**WRITTEN INSTRUCTION:**
Copy these records line for line, without changing anything.
▼
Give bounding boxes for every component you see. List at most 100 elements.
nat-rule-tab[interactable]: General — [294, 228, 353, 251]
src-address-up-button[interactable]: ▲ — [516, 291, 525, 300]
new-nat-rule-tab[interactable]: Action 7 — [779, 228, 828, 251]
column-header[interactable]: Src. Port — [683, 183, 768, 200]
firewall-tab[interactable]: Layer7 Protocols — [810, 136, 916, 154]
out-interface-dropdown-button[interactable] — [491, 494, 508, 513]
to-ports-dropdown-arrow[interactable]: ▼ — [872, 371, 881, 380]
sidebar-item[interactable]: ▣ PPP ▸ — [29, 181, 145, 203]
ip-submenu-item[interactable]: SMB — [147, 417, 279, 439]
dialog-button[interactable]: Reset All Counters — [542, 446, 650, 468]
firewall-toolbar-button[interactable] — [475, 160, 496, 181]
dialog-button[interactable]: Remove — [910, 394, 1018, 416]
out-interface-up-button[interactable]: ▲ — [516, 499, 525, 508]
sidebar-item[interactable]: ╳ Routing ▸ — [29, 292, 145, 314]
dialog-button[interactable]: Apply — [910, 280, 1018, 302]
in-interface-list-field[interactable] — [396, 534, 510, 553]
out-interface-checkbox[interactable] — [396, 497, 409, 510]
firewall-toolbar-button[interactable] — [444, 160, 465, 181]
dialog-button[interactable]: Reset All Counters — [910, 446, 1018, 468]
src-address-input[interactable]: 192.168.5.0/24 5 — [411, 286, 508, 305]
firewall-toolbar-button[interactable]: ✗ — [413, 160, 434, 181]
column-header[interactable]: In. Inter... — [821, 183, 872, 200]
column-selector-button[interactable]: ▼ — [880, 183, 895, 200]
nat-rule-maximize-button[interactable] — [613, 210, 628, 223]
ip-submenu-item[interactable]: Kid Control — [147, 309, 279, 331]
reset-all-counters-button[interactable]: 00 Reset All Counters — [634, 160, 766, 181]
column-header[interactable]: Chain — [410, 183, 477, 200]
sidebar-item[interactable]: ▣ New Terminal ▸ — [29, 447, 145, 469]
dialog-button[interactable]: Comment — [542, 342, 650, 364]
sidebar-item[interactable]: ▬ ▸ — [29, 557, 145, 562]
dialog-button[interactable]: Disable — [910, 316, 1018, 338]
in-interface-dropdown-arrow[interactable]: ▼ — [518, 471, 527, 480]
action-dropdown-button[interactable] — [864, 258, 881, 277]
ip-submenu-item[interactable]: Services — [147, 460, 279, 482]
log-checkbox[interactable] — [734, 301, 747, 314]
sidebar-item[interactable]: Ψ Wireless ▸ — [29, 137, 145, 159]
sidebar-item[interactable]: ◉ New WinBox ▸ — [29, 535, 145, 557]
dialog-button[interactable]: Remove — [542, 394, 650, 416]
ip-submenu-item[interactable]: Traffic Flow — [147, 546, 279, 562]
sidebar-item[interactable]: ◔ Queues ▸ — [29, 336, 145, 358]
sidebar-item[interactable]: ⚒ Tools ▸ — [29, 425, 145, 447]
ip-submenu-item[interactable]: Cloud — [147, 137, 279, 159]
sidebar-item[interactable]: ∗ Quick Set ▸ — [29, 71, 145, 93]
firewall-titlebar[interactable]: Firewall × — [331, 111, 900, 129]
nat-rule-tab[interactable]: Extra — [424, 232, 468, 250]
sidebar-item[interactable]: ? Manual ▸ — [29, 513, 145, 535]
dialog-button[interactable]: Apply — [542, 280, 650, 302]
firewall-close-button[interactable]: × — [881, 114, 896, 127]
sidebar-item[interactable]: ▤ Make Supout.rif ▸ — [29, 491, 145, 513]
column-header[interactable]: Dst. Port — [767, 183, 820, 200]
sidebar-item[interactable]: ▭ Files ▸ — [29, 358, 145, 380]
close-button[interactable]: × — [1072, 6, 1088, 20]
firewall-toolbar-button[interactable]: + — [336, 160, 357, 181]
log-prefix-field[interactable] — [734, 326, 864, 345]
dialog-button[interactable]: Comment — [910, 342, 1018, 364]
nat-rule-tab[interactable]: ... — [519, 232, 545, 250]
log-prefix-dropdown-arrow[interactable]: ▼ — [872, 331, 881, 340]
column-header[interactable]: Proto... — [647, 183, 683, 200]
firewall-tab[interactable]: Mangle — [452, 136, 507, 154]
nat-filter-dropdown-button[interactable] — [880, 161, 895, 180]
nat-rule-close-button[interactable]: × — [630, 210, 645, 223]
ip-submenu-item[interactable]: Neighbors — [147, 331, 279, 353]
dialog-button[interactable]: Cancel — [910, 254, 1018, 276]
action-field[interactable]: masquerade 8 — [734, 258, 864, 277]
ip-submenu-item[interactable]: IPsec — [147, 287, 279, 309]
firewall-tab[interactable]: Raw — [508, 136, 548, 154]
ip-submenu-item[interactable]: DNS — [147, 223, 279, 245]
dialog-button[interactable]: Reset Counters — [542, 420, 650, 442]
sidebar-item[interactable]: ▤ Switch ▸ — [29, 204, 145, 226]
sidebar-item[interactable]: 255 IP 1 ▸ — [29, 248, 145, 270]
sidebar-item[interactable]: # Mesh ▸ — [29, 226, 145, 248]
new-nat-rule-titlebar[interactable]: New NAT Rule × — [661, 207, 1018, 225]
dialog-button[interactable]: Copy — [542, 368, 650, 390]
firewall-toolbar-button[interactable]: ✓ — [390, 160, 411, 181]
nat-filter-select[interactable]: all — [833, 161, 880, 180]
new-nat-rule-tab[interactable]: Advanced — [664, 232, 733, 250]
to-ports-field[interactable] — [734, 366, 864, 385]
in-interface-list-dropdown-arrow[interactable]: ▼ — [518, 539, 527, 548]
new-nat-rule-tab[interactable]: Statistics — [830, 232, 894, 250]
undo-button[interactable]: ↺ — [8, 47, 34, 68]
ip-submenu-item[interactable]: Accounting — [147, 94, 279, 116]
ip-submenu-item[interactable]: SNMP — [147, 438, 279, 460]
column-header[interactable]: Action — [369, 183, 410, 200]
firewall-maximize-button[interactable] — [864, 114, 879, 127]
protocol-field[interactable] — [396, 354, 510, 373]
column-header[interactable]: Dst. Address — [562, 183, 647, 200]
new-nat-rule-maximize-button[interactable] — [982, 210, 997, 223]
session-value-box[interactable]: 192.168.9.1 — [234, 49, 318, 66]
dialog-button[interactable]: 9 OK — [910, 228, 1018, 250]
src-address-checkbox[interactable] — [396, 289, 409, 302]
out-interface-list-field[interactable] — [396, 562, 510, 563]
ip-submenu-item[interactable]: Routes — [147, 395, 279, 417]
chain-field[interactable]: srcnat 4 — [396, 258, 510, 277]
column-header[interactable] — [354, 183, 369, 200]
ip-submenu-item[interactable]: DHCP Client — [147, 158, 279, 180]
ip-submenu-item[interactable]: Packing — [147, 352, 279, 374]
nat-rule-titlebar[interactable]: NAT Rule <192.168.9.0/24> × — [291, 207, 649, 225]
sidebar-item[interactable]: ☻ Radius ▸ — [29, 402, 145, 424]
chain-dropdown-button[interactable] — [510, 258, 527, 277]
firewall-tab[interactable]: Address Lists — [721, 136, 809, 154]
▲
**FULL SOLUTION:**
Give bounding boxes for every component you see. List at most 100 elements.
nat-rule-tab[interactable]: General — [294, 228, 353, 251]
src-address-up-button[interactable]: ▲ — [516, 291, 525, 300]
new-nat-rule-tab[interactable]: Action 7 — [779, 228, 828, 251]
column-header[interactable]: Src. Port — [683, 183, 768, 200]
firewall-tab[interactable]: Layer7 Protocols — [810, 136, 916, 154]
out-interface-dropdown-button[interactable] — [491, 494, 508, 513]
to-ports-dropdown-arrow[interactable]: ▼ — [872, 371, 881, 380]
sidebar-item[interactable]: ▣ PPP ▸ — [29, 181, 145, 203]
ip-submenu-item[interactable]: SMB — [147, 417, 279, 439]
dialog-button[interactable]: Reset All Counters — [542, 446, 650, 468]
firewall-toolbar-button[interactable] — [475, 160, 496, 181]
dialog-button[interactable]: Remove — [910, 394, 1018, 416]
out-interface-up-button[interactable]: ▲ — [516, 499, 525, 508]
sidebar-item[interactable]: ╳ Routing ▸ — [29, 292, 145, 314]
dialog-button[interactable]: Apply — [910, 280, 1018, 302]
in-interface-list-field[interactable] — [396, 534, 510, 553]
out-interface-checkbox[interactable] — [396, 497, 409, 510]
firewall-toolbar-button[interactable] — [444, 160, 465, 181]
dialog-button[interactable]: Reset All Counters — [910, 446, 1018, 468]
src-address-input[interactable]: 192.168.5.0/24 5 — [411, 286, 508, 305]
firewall-toolbar-button[interactable]: ✗ — [413, 160, 434, 181]
column-header[interactable]: In. Inter... — [821, 183, 872, 200]
column-selector-button[interactable]: ▼ — [880, 183, 895, 200]
nat-rule-maximize-button[interactable] — [613, 210, 628, 223]
ip-submenu-item[interactable]: Kid Control — [147, 309, 279, 331]
reset-all-counters-button[interactable]: 00 Reset All Counters — [634, 160, 766, 181]
column-header[interactable]: Chain — [410, 183, 477, 200]
sidebar-item[interactable]: ▣ New Terminal ▸ — [29, 447, 145, 469]
dialog-button[interactable]: Comment — [542, 342, 650, 364]
sidebar-item[interactable]: ▬ ▸ — [29, 557, 145, 562]
dialog-button[interactable]: Disable — [910, 316, 1018, 338]
in-interface-dropdown-arrow[interactable]: ▼ — [518, 471, 527, 480]
action-dropdown-button[interactable] — [864, 258, 881, 277]
ip-submenu-item[interactable]: Services — [147, 460, 279, 482]
log-checkbox[interactable] — [734, 301, 747, 314]
sidebar-item[interactable]: Ψ Wireless ▸ — [29, 137, 145, 159]
sidebar-item[interactable]: ◉ New WinBox ▸ — [29, 535, 145, 557]
dialog-button[interactable]: Remove — [542, 394, 650, 416]
ip-submenu-item[interactable]: Traffic Flow — [147, 546, 279, 562]
sidebar-item[interactable]: ◔ Queues ▸ — [29, 336, 145, 358]
sidebar-item[interactable]: ⚒ Tools ▸ — [29, 425, 145, 447]
ip-submenu-item[interactable]: Cloud — [147, 137, 279, 159]
sidebar-item[interactable]: ∗ Quick Set ▸ — [29, 71, 145, 93]
firewall-titlebar[interactable]: Firewall × — [331, 111, 900, 129]
nat-rule-tab[interactable]: Extra — [424, 232, 468, 250]
sidebar-item[interactable]: ? Manual ▸ — [29, 513, 145, 535]
dialog-button[interactable]: Apply — [542, 280, 650, 302]
firewall-close-button[interactable]: × — [881, 114, 896, 127]
sidebar-item[interactable]: ▤ Make Supout.rif ▸ — [29, 491, 145, 513]
column-header[interactable]: Dst. Port — [767, 183, 820, 200]
sidebar-item[interactable]: ▭ Files ▸ — [29, 358, 145, 380]
close-button[interactable]: × — [1072, 6, 1088, 20]
firewall-toolbar-button[interactable]: + — [336, 160, 357, 181]
log-prefix-field[interactable] — [734, 326, 864, 345]
dialog-button[interactable]: Comment — [910, 342, 1018, 364]
nat-rule-tab[interactable]: ... — [519, 232, 545, 250]
log-prefix-dropdown-arrow[interactable]: ▼ — [872, 331, 881, 340]
column-header[interactable]: Proto... — [647, 183, 683, 200]
firewall-tab[interactable]: Mangle — [452, 136, 507, 154]
nat-filter-dropdown-button[interactable] — [880, 161, 895, 180]
nat-rule-close-button[interactable]: × — [630, 210, 645, 223]
ip-submenu-item[interactable]: Neighbors — [147, 331, 279, 353]
dialog-button[interactable]: Cancel — [910, 254, 1018, 276]
action-field[interactable]: masquerade 8 — [734, 258, 864, 277]
ip-submenu-item[interactable]: IPsec — [147, 287, 279, 309]
firewall-tab[interactable]: Raw — [508, 136, 548, 154]
ip-submenu-item[interactable]: DNS — [147, 223, 279, 245]
dialog-button[interactable]: Reset Counters — [542, 420, 650, 442]
sidebar-item[interactable]: ▤ Switch ▸ — [29, 204, 145, 226]
sidebar-item[interactable]: 255 IP 1 ▸ — [29, 248, 145, 270]
sidebar-item[interactable]: # Mesh ▸ — [29, 226, 145, 248]
new-nat-rule-titlebar[interactable]: New NAT Rule × — [661, 207, 1018, 225]
dialog-button[interactable]: Copy — [542, 368, 650, 390]
firewall-toolbar-button[interactable]: ✓ — [390, 160, 411, 181]
nat-filter-select[interactable]: all — [833, 161, 880, 180]
new-nat-rule-tab[interactable]: Advanced — [664, 232, 733, 250]
to-ports-field[interactable] — [734, 366, 864, 385]
in-interface-list-dropdown-arrow[interactable]: ▼ — [518, 539, 527, 548]
new-nat-rule-tab[interactable]: Statistics — [830, 232, 894, 250]
undo-button[interactable]: ↺ — [8, 47, 34, 68]
ip-submenu-item[interactable]: Accounting — [147, 94, 279, 116]
ip-submenu-item[interactable]: SNMP — [147, 438, 279, 460]
column-header[interactable]: Action — [369, 183, 410, 200]
firewall-maximize-button[interactable] — [864, 114, 879, 127]
protocol-field[interactable] — [396, 354, 510, 373]
column-header[interactable]: Dst. Address — [562, 183, 647, 200]
new-nat-rule-maximize-button[interactable] — [982, 210, 997, 223]
session-value-box[interactable]: 192.168.9.1 — [234, 49, 318, 66]
dialog-button[interactable]: 9 OK — [910, 228, 1018, 250]
src-address-checkbox[interactable] — [396, 289, 409, 302]
out-interface-list-field[interactable] — [396, 562, 510, 563]
ip-submenu-item[interactable]: Routes — [147, 395, 279, 417]
chain-field[interactable]: srcnat 4 — [396, 258, 510, 277]
column-header[interactable] — [354, 183, 369, 200]
ip-submenu-item[interactable]: DHCP Client — [147, 158, 279, 180]
ip-submenu-item[interactable]: Packing — [147, 352, 279, 374]
nat-rule-titlebar[interactable]: NAT Rule <192.168.9.0/24> × — [291, 207, 649, 225]
sidebar-item[interactable]: ☻ Radius ▸ — [29, 402, 145, 424]
chain-dropdown-button[interactable] — [510, 258, 527, 277]
firewall-tab[interactable]: Address Lists — [721, 136, 809, 154]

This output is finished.